** WHAT TO PRODUCE **
Do not copy the pictures; transcribe all other material exactly.

** RECORD SET **
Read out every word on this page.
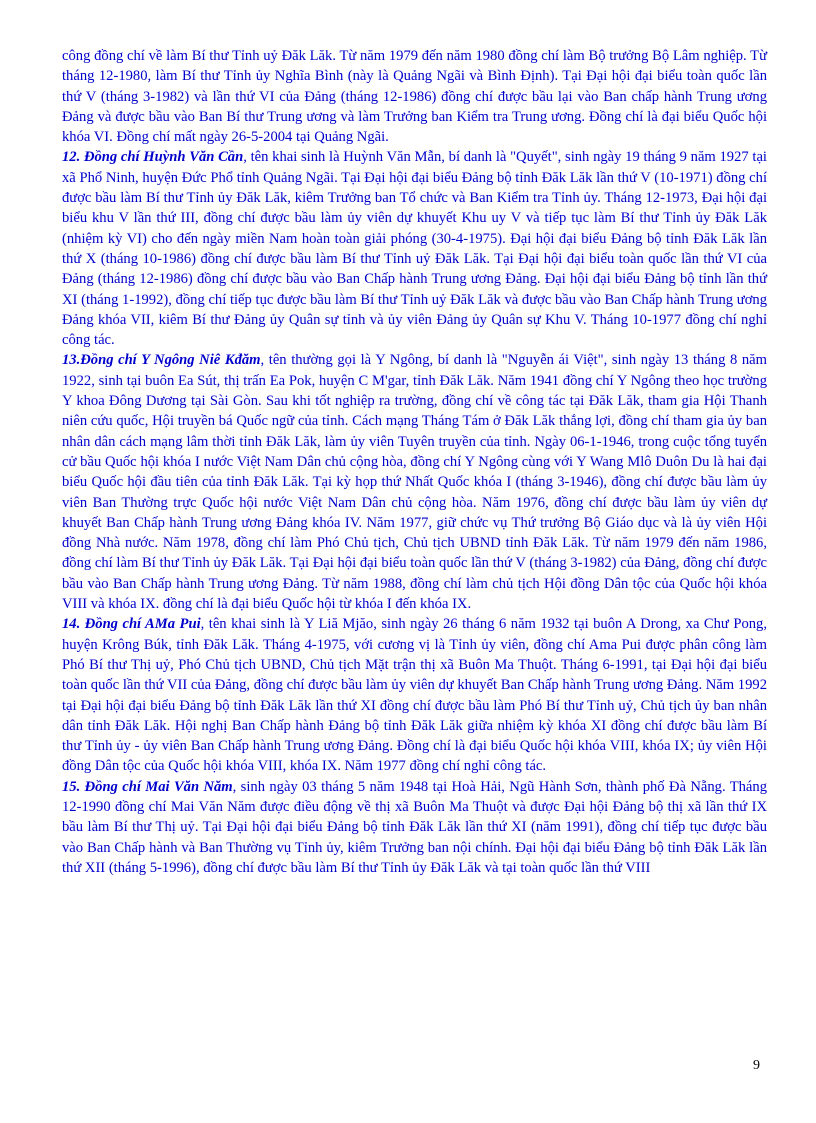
công đồng chí về làm Bí thư Tỉnh uỷ Đăk Lăk. Từ năm 1979 đến năm 1980 đồng chí làm Bộ trưởng Bộ Lâm nghiệp. Từ tháng 12-1980, làm Bí thư Tỉnh ủy Nghĩa Bình (này là Quảng Ngãi và Bình Định). Tại Đại hội đại biểu toàn quốc lần thứ V (tháng 3-1982) và lần thứ VI của Đảng (tháng 12-1986) đồng chí được bầu lại vào Ban chấp hành Trung ương Đảng và được bầu vào Ban Bí thư Trung ương và làm Trưởng ban Kiểm tra Trung ương. Đồng chí là đại biểu Quốc hội khóa VI. Đồng chí mất ngày 26-5-2004 tại Quảng Ngãi.

12. Đồng chí Huỳnh Văn Cần, tên khai sinh là Huỳnh Văn Mẫn, bí danh là "Quyết", sinh ngày 19 tháng 9 năm 1927 tại xã Phổ Ninh, huyện Đức Phổ tỉnh Quảng Ngãi. Tại Đại hội đại biểu Đảng bộ tỉnh Đăk Lăk lần thứ V (10-1971) đồng chí được bầu làm Bí thư Tỉnh ủy Đăk Lăk, kiêm Trưởng ban Tổ chức và Ban Kiểm tra Tỉnh ủy. Tháng 12-1973, Đại hội đại biểu khu V lần thứ III, đồng chí được bầu làm ủy viên dự khuyết Khu uy V và tiếp tục làm Bí thư Tỉnh ủy Đăk Lăk (nhiệm kỳ VI) cho đến ngày miền Nam hoàn toàn giải phóng (30-4-1975). Đại hội đại biểu Đảng bộ tỉnh Đăk Lăk lần thứ X (tháng 10-1986) đồng chí được bầu làm Bí thư Tỉnh uỷ Đăk Lăk. Tại Đại hội đại biểu toàn quốc lần thứ VI của Đảng (tháng 12-1986) đồng chí được bầu vào Ban Chấp hành Trung ương Đảng. Đại hội đại biểu Đảng bộ tỉnh lần thứ XI (tháng 1-1992), đồng chí tiếp tục được bầu làm Bí thư Tỉnh uỷ Đăk Lăk và được bầu vào Ban Chấp hành Trung ương Đảng khóa VII, kiêm Bí thư Đảng ủy Quân sự tỉnh và ủy viên Đảng ủy Quân sự Khu V. Tháng 10-1977 đồng chí nghỉ công tác.

13.Đồng chí Y Ngông Niê Kđăm, tên thường gọi là Y Ngông, bí danh là "Nguyễn ái Việt", sinh ngày 13 tháng 8 năm 1922, sinh tại buôn Ea Sút, thị trấn Ea Pok, huyện C M'gar, tỉnh Đăk Lăk. Năm 1941 đồng chí Y Ngông theo học trường Y khoa Đông Dương tại Sài Gòn. Sau khi tốt nghiệp ra trường, đồng chí về công tác tại Đăk Lăk, tham gia Hội Thanh niên cứu quốc, Hội truyền bá Quốc ngữ của tỉnh. Cách mạng Tháng Tám ở Đăk Lăk thắng lợi, đồng chí tham gia ủy ban nhân dân cách mạng lâm thời tỉnh Đăk Lăk, làm ủy viên Tuyên truyền của tỉnh. Ngày 06-1-1946, trong cuộc tổng tuyển cử bầu Quốc hội khóa I nước Việt Nam Dân chủ cộng hòa, đồng chí Y Ngông cùng với Y Wang Mlô Duôn Du là hai đại biểu Quốc hội đầu tiên của tỉnh Đăk Lăk. Tại kỳ họp thứ Nhất Quốc khóa I (tháng 3-1946), đồng chí được bầu làm ủy viên Ban Thường trực Quốc hội nước Việt Nam Dân chủ cộng hòa. Năm 1976, đồng chí được bầu làm ủy viên dự khuyết Ban Chấp hành Trung ương Đảng khóa IV. Năm 1977, giữ chức vụ Thứ trưởng Bộ Giáo dục và là ủy viên Hội đồng Nhà nước. Năm 1978, đồng chí làm Phó Chủ tịch, Chủ tịch UBND tỉnh Đăk Lăk. Từ năm 1979 đến năm 1986, đồng chí làm Bí thư Tỉnh ủy Đăk Lăk. Tại Đại hội đại biểu toàn quốc lần thứ V (tháng 3-1982) của Đảng, đồng chí được bầu vào Ban Chấp hành Trung ương Đảng. Từ năm 1988, đồng chí làm chủ tịch Hội đồng Dân tộc của Quốc hội khóa VIII và khóa IX. đồng chí là đại biểu Quốc hội từ khóa I đến khóa IX.

14. Đồng chí AMa Pui, tên khai sinh là Y Liă Mjăo, sinh ngày 26 tháng 6 năm 1932 tại buôn A Drong, xa Chư Pong, huyện Krông Búk, tỉnh Đăk Lăk. Tháng 4-1975, với cương vị là Tỉnh ủy viên, đồng chí Ama Pui được phân công làm Phó Bí thư Thị uỷ, Phó Chủ tịch UBND, Chủ tịch Mặt trận thị xã Buôn Ma Thuột. Tháng 6-1991, tại Đại hội đại biểu toàn quốc lần thứ VII của Đảng, đồng chí được bầu làm ủy viên dự khuyết Ban Chấp hành Trung ương Đảng. Năm 1992 tại Đại hội đại biểu Đảng bộ tỉnh Đăk Lăk lần thứ XI đồng chí được bầu làm Phó Bí thư Tỉnh uỷ, Chủ tịch ủy ban nhân dân tỉnh Đăk Lăk. Hội nghị Ban Chấp hành Đảng bộ tỉnh Đăk Lăk giữa nhiệm kỳ khóa XI đồng chí được bầu làm Bí thư Tỉnh ủy - ủy viên Ban Chấp hành Trung ương Đảng. Đồng chí là đại biểu Quốc hội khóa VIII, khóa IX; ủy viên Hội đồng Dân tộc của Quốc hội khóa VIII, khóa IX. Năm 1977 đồng chí nghỉ công tác.

15. Đồng chí Mai Văn Năm, sinh ngày 03 tháng 5 năm 1948 tại Hoà Hải, Ngũ Hành Sơn, thành phố Đà Nẵng. Tháng 12-1990 đồng chí Mai Văn Năm được điều động về thị xã Buôn Ma Thuột và được Đại hội Đảng bộ thị xã lần thứ IX bầu làm Bí thư Thị uỷ. Tại Đại hội đại biểu Đảng bộ tỉnh Đăk Lăk lần thứ XI (năm 1991), đồng chí tiếp tục được bầu vào Ban Chấp hành và Ban Thường vụ Tỉnh ủy, kiêm Trưởng ban nội chính. Đại hội đại biểu Đảng bộ tỉnh Đăk Lăk lần thứ XII (tháng 5-1996), đồng chí được bầu làm Bí thư Tỉnh ủy Đăk Lăk và tại toàn quốc lần thứ VIII

9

** SOLUTION TO THIS PROBLEM **
Read out every word on this page.
công đồng chí về làm Bí thư Tỉnh uỷ Đăk Lăk. Từ năm 1979 đến năm 1980 đồng chí làm Bộ trưởng Bộ Lâm nghiệp. Từ tháng 12-1980, làm Bí thư Tỉnh ủy Nghĩa Bình (này là Quảng Ngãi và Bình Định). Tại Đại hội đại biểu toàn quốc lần thứ V (tháng 3-1982) và lần thứ VI của Đảng (tháng 12-1986) đồng chí được bầu lại vào Ban chấp hành Trung ương Đảng và được bầu vào Ban Bí thư Trung ương và làm Trưởng ban Kiểm tra Trung ương. Đồng chí là đại biểu Quốc hội khóa VI. Đồng chí mất ngày 26-5-2004 tại Quảng Ngãi.

12. Đồng chí Huỳnh Văn Cần, tên khai sinh là Huỳnh Văn Mẫn, bí danh là "Quyết", sinh ngày 19 tháng 9 năm 1927 tại xã Phổ Ninh, huyện Đức Phổ tỉnh Quảng Ngãi. Tại Đại hội đại biểu Đảng bộ tỉnh Đăk Lăk lần thứ V (10-1971) đồng chí được bầu làm Bí thư Tỉnh ủy Đăk Lăk, kiêm Trưởng ban Tổ chức và Ban Kiểm tra Tỉnh ủy. Tháng 12-1973, Đại hội đại biểu khu V lần thứ III, đồng chí được bầu làm ủy viên dự khuyết Khu uy V và tiếp tục làm Bí thư Tỉnh ủy Đăk Lăk (nhiệm kỳ VI) cho đến ngày miền Nam hoàn toàn giải phóng (30-4-1975). Đại hội đại biểu Đảng bộ tỉnh Đăk Lăk lần thứ X (tháng 10-1986) đồng chí được bầu làm Bí thư Tỉnh uỷ Đăk Lăk. Tại Đại hội đại biểu toàn quốc lần thứ VI của Đảng (tháng 12-1986) đồng chí được bầu vào Ban Chấp hành Trung ương Đảng. Đại hội đại biểu Đảng bộ tỉnh lần thứ XI (tháng 1-1992), đồng chí tiếp tục được bầu làm Bí thư Tỉnh uỷ Đăk Lăk và được bầu vào Ban Chấp hành Trung ương Đảng khóa VII, kiêm Bí thư Đảng ủy Quân sự tỉnh và ủy viên Đảng ủy Quân sự Khu V. Tháng 10-1977 đồng chí nghỉ công tác.

13.Đồng chí Y Ngông Niê Kđăm, tên thường gọi là Y Ngông, bí danh là "Nguyễn ái Việt", sinh ngày 13 tháng 8 năm 1922, sinh tại buôn Ea Sút, thị trấn Ea Pok, huyện C M'gar, tỉnh Đăk Lăk. Năm 1941 đồng chí Y Ngông theo học trường Y khoa Đông Dương tại Sài Gòn. Sau khi tốt nghiệp ra trường, đồng chí về công tác tại Đăk Lăk, tham gia Hội Thanh niên cứu quốc, Hội truyền bá Quốc ngữ của tỉnh. Cách mạng Tháng Tám ở Đăk Lăk thắng lợi, đồng chí tham gia ủy ban nhân dân cách mạng lâm thời tỉnh Đăk Lăk, làm ủy viên Tuyên truyền của tỉnh. Ngày 06-1-1946, trong cuộc tổng tuyển cử bầu Quốc hội khóa I nước Việt Nam Dân chủ cộng hòa, đồng chí Y Ngông cùng với Y Wang Mlô Duôn Du là hai đại biểu Quốc hội đầu tiên của tỉnh Đăk Lăk. Tại kỳ họp thứ Nhất Quốc khóa I (tháng 3-1946), đồng chí được bầu làm ủy viên Ban Thường trực Quốc hội nước Việt Nam Dân chủ cộng hòa. Năm 1976, đồng chí được bầu làm ủy viên dự khuyết Ban Chấp hành Trung ương Đảng khóa IV. Năm 1977, giữ chức vụ Thứ trưởng Bộ Giáo dục và là ủy viên Hội đồng Nhà nước. Năm 1978, đồng chí làm Phó Chủ tịch, Chủ tịch UBND tỉnh Đăk Lăk. Từ năm 1979 đến năm 1986, đồng chí làm Bí thư Tỉnh ủy Đăk Lăk. Tại Đại hội đại biểu toàn quốc lần thứ V (tháng 3-1982) của Đảng, đồng chí được bầu vào Ban Chấp hành Trung ương Đảng. Từ năm 1988, đồng chí làm chủ tịch Hội đồng Dân tộc của Quốc hội khóa VIII và khóa IX. đồng chí là đại biểu Quốc hội từ khóa I đến khóa IX.

14. Đồng chí AMa Pui, tên khai sinh là Y Liă Mjăo, sinh ngày 26 tháng 6 năm 1932 tại buôn A Drong, xa Chư Pong, huyện Krông Búk, tỉnh Đăk Lăk. Tháng 4-1975, với cương vị là Tỉnh ủy viên, đồng chí Ama Pui được phân công làm Phó Bí thư Thị uỷ, Phó Chủ tịch UBND, Chủ tịch Mặt trận thị xã Buôn Ma Thuột. Tháng 6-1991, tại Đại hội đại biểu toàn quốc lần thứ VII của Đảng, đồng chí được bầu làm ủy viên dự khuyết Ban Chấp hành Trung ương Đảng. Năm 1992 tại Đại hội đại biểu Đảng bộ tỉnh Đăk Lăk lần thứ XI đồng chí được bầu làm Phó Bí thư Tỉnh uỷ, Chủ tịch ủy ban nhân dân tỉnh Đăk Lăk. Hội nghị Ban Chấp hành Đảng bộ tỉnh Đăk Lăk giữa nhiệm kỳ khóa XI đồng chí được bầu làm Bí thư Tỉnh ủy - ủy viên Ban Chấp hành Trung ương Đảng. Đồng chí là đại biểu Quốc hội khóa VIII, khóa IX; ủy viên Hội đồng Dân tộc của Quốc hội khóa VIII, khóa IX. Năm 1977 đồng chí nghỉ công tác.

15. Đồng chí Mai Văn Năm, sinh ngày 03 tháng 5 năm 1948 tại Hoà Hải, Ngũ Hành Sơn, thành phố Đà Nẵng. Tháng 12-1990 đồng chí Mai Văn Năm được điều động về thị xã Buôn Ma Thuột và được Đại hội Đảng bộ thị xã lần thứ IX bầu làm Bí thư Thị uỷ. Tại Đại hội đại biểu Đảng bộ tỉnh Đăk Lăk lần thứ XI (năm 1991), đồng chí tiếp tục được bầu vào Ban Chấp hành và Ban Thường vụ Tỉnh ủy, kiêm Trưởng ban nội chính. Đại hội đại biểu Đảng bộ tỉnh Đăk Lăk lần thứ XII (tháng 5-1996), đồng chí được bầu làm Bí thư Tỉnh ủy Đăk Lăk và tại toàn quốc lần thứ VIII

9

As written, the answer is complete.